TASK DESCRIPTION
Make an exact copy of all the entries below, with the pictures left out.

+++

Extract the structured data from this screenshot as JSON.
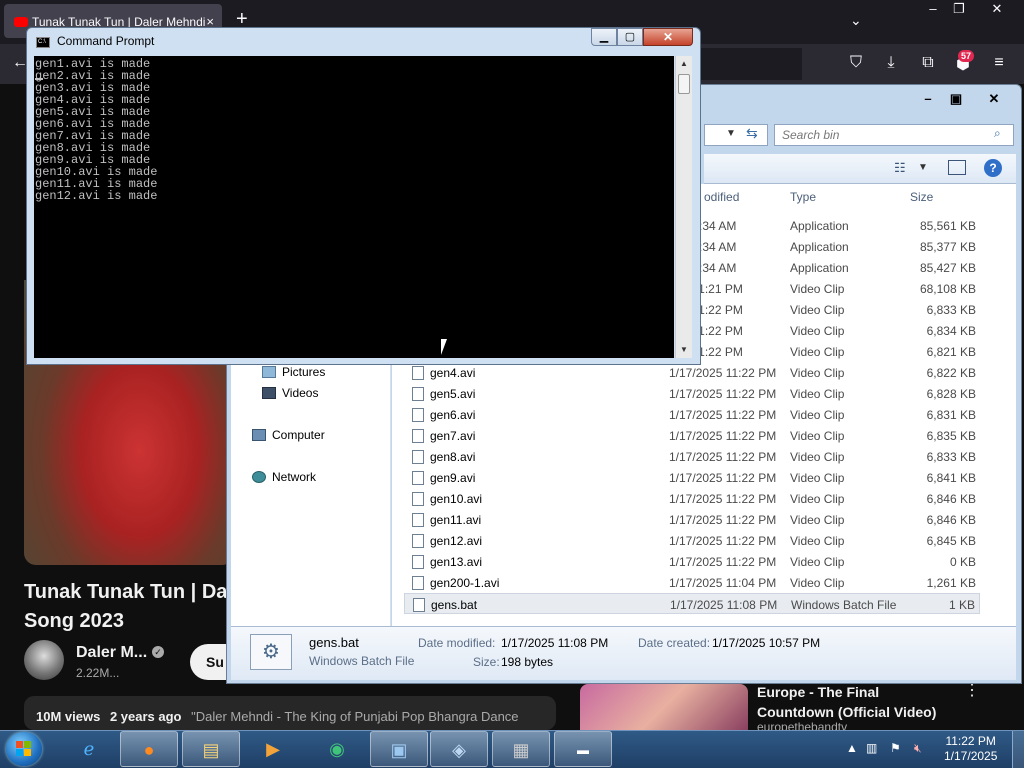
{
  "firefox": {
    "tab_title": "Tunak Tunak Tun | Daler Mehndi",
    "tab_close": "×",
    "new_tab": "+",
    "list_all_tabs": "⌄",
    "window_minimize": "–",
    "window_restore": "❐",
    "window_close": "✕",
    "notifications_badge": "57",
    "back": "←"
  },
  "youtube": {
    "title_line1": "Tunak Tunak Tun | Dal",
    "title_line2": "Song 2023",
    "channel": "Daler M...",
    "verified": "✓",
    "subscribers": "2.22M...",
    "subscribe": "Su",
    "views": "10M views",
    "age": "2 years ago",
    "description": "\"Daler Mehndi - The King of Punjabi Pop Bhangra Dance",
    "rec_title": "Europe - The Final Countdown (Official Video)",
    "rec_channel": "europethebandtv",
    "rec_menu": "⋮"
  },
  "explorer": {
    "search_placeholder": "Search bin",
    "columns": {
      "modified": "odified",
      "type": "Type",
      "size": "Size"
    },
    "nav": [
      {
        "label": "Pictures"
      },
      {
        "label": "Videos"
      },
      {
        "label": "Computer"
      },
      {
        "label": "Network"
      }
    ],
    "rows": [
      {
        "name": "",
        "date": "025 5:34 AM",
        "type": "Application",
        "size": "85,561 KB"
      },
      {
        "name": "",
        "date": "025 5:34 AM",
        "type": "Application",
        "size": "85,377 KB"
      },
      {
        "name": "",
        "date": "025 5:34 AM",
        "type": "Application",
        "size": "85,427 KB"
      },
      {
        "name": "",
        "date": "025 11:21 PM",
        "type": "Video Clip",
        "size": "68,108 KB"
      },
      {
        "name": "",
        "date": "025 11:22 PM",
        "type": "Video Clip",
        "size": "6,833 KB"
      },
      {
        "name": "",
        "date": "025 11:22 PM",
        "type": "Video Clip",
        "size": "6,834 KB"
      },
      {
        "name": "",
        "date": "025 11:22 PM",
        "type": "Video Clip",
        "size": "6,821 KB"
      },
      {
        "name": "gen4.avi",
        "date": "1/17/2025 11:22 PM",
        "type": "Video Clip",
        "size": "6,822 KB"
      },
      {
        "name": "gen5.avi",
        "date": "1/17/2025 11:22 PM",
        "type": "Video Clip",
        "size": "6,828 KB"
      },
      {
        "name": "gen6.avi",
        "date": "1/17/2025 11:22 PM",
        "type": "Video Clip",
        "size": "6,831 KB"
      },
      {
        "name": "gen7.avi",
        "date": "1/17/2025 11:22 PM",
        "type": "Video Clip",
        "size": "6,835 KB"
      },
      {
        "name": "gen8.avi",
        "date": "1/17/2025 11:22 PM",
        "type": "Video Clip",
        "size": "6,833 KB"
      },
      {
        "name": "gen9.avi",
        "date": "1/17/2025 11:22 PM",
        "type": "Video Clip",
        "size": "6,841 KB"
      },
      {
        "name": "gen10.avi",
        "date": "1/17/2025 11:22 PM",
        "type": "Video Clip",
        "size": "6,846 KB"
      },
      {
        "name": "gen11.avi",
        "date": "1/17/2025 11:22 PM",
        "type": "Video Clip",
        "size": "6,846 KB"
      },
      {
        "name": "gen12.avi",
        "date": "1/17/2025 11:22 PM",
        "type": "Video Clip",
        "size": "6,845 KB"
      },
      {
        "name": "gen13.avi",
        "date": "1/17/2025 11:22 PM",
        "type": "Video Clip",
        "size": "0 KB"
      },
      {
        "name": "gen200-1.avi",
        "date": "1/17/2025 11:04 PM",
        "type": "Video Clip",
        "size": "1,261 KB"
      },
      {
        "name": "gens.bat",
        "date": "1/17/2025 11:08 PM",
        "type": "Windows Batch File",
        "size": "1 KB",
        "selected": true
      }
    ],
    "details": {
      "file_name": "gens.bat",
      "file_type": "Windows Batch File",
      "modified_label": "Date modified:",
      "modified_value": "1/17/2025 11:08 PM",
      "created_label": "Date created:",
      "created_value": "1/17/2025 10:57 PM",
      "size_label": "Size:",
      "size_value": "198 bytes"
    }
  },
  "cmd": {
    "title": "Command Prompt",
    "icon_text": "C:\\",
    "lines": [
      "gen1.avi is made",
      "gen2.avi is made",
      "gen3.avi is made",
      "gen4.avi is made",
      "gen5.avi is made",
      "gen6.avi is made",
      "gen7.avi is made",
      "gen8.avi is made",
      "gen9.avi is made",
      "gen10.avi is made",
      "gen11.avi is made",
      "gen12.avi is made"
    ]
  },
  "taskbar": {
    "time": "11:22 PM",
    "date": "1/17/2025"
  }
}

+++

PROBLEM SOLUTION
Extract the structured data from this screenshot as JSON.
{
  "firefox": {
    "tab_title": "Tunak Tunak Tun | Daler Mehndi",
    "tab_close": "×",
    "new_tab": "+",
    "list_all_tabs": "⌄",
    "window_minimize": "–",
    "window_restore": "❐",
    "window_close": "✕",
    "notifications_badge": "57",
    "back": "←"
  },
  "youtube": {
    "title_line1": "Tunak Tunak Tun | Dal",
    "title_line2": "Song 2023",
    "channel": "Daler M...",
    "verified": "✓",
    "subscribers": "2.22M...",
    "subscribe": "Su",
    "views": "10M views",
    "age": "2 years ago",
    "description": "\"Daler Mehndi - The King of Punjabi Pop Bhangra Dance",
    "rec_title": "Europe - The Final Countdown (Official Video)",
    "rec_channel": "europethebandtv",
    "rec_menu": "⋮"
  },
  "explorer": {
    "search_placeholder": "Search bin",
    "columns": {
      "modified": "odified",
      "type": "Type",
      "size": "Size"
    },
    "nav": [
      {
        "label": "Pictures"
      },
      {
        "label": "Videos"
      },
      {
        "label": "Computer"
      },
      {
        "label": "Network"
      }
    ],
    "rows": [
      {
        "name": "",
        "date": "025 5:34 AM",
        "type": "Application",
        "size": "85,561 KB"
      },
      {
        "name": "",
        "date": "025 5:34 AM",
        "type": "Application",
        "size": "85,377 KB"
      },
      {
        "name": "",
        "date": "025 5:34 AM",
        "type": "Application",
        "size": "85,427 KB"
      },
      {
        "name": "",
        "date": "025 11:21 PM",
        "type": "Video Clip",
        "size": "68,108 KB"
      },
      {
        "name": "",
        "date": "025 11:22 PM",
        "type": "Video Clip",
        "size": "6,833 KB"
      },
      {
        "name": "",
        "date": "025 11:22 PM",
        "type": "Video Clip",
        "size": "6,834 KB"
      },
      {
        "name": "",
        "date": "025 11:22 PM",
        "type": "Video Clip",
        "size": "6,821 KB"
      },
      {
        "name": "gen4.avi",
        "date": "1/17/2025 11:22 PM",
        "type": "Video Clip",
        "size": "6,822 KB"
      },
      {
        "name": "gen5.avi",
        "date": "1/17/2025 11:22 PM",
        "type": "Video Clip",
        "size": "6,828 KB"
      },
      {
        "name": "gen6.avi",
        "date": "1/17/2025 11:22 PM",
        "type": "Video Clip",
        "size": "6,831 KB"
      },
      {
        "name": "gen7.avi",
        "date": "1/17/2025 11:22 PM",
        "type": "Video Clip",
        "size": "6,835 KB"
      },
      {
        "name": "gen8.avi",
        "date": "1/17/2025 11:22 PM",
        "type": "Video Clip",
        "size": "6,833 KB"
      },
      {
        "name": "gen9.avi",
        "date": "1/17/2025 11:22 PM",
        "type": "Video Clip",
        "size": "6,841 KB"
      },
      {
        "name": "gen10.avi",
        "date": "1/17/2025 11:22 PM",
        "type": "Video Clip",
        "size": "6,846 KB"
      },
      {
        "name": "gen11.avi",
        "date": "1/17/2025 11:22 PM",
        "type": "Video Clip",
        "size": "6,846 KB"
      },
      {
        "name": "gen12.avi",
        "date": "1/17/2025 11:22 PM",
        "type": "Video Clip",
        "size": "6,845 KB"
      },
      {
        "name": "gen13.avi",
        "date": "1/17/2025 11:22 PM",
        "type": "Video Clip",
        "size": "0 KB"
      },
      {
        "name": "gen200-1.avi",
        "date": "1/17/2025 11:04 PM",
        "type": "Video Clip",
        "size": "1,261 KB"
      },
      {
        "name": "gens.bat",
        "date": "1/17/2025 11:08 PM",
        "type": "Windows Batch File",
        "size": "1 KB",
        "selected": true
      }
    ],
    "details": {
      "file_name": "gens.bat",
      "file_type": "Windows Batch File",
      "modified_label": "Date modified:",
      "modified_value": "1/17/2025 11:08 PM",
      "created_label": "Date created:",
      "created_value": "1/17/2025 10:57 PM",
      "size_label": "Size:",
      "size_value": "198 bytes"
    }
  },
  "cmd": {
    "title": "Command Prompt",
    "icon_text": "C:\\",
    "lines": [
      "gen1.avi is made",
      "gen2.avi is made",
      "gen3.avi is made",
      "gen4.avi is made",
      "gen5.avi is made",
      "gen6.avi is made",
      "gen7.avi is made",
      "gen8.avi is made",
      "gen9.avi is made",
      "gen10.avi is made",
      "gen11.avi is made",
      "gen12.avi is made"
    ]
  },
  "taskbar": {
    "time": "11:22 PM",
    "date": "1/17/2025"
  }
}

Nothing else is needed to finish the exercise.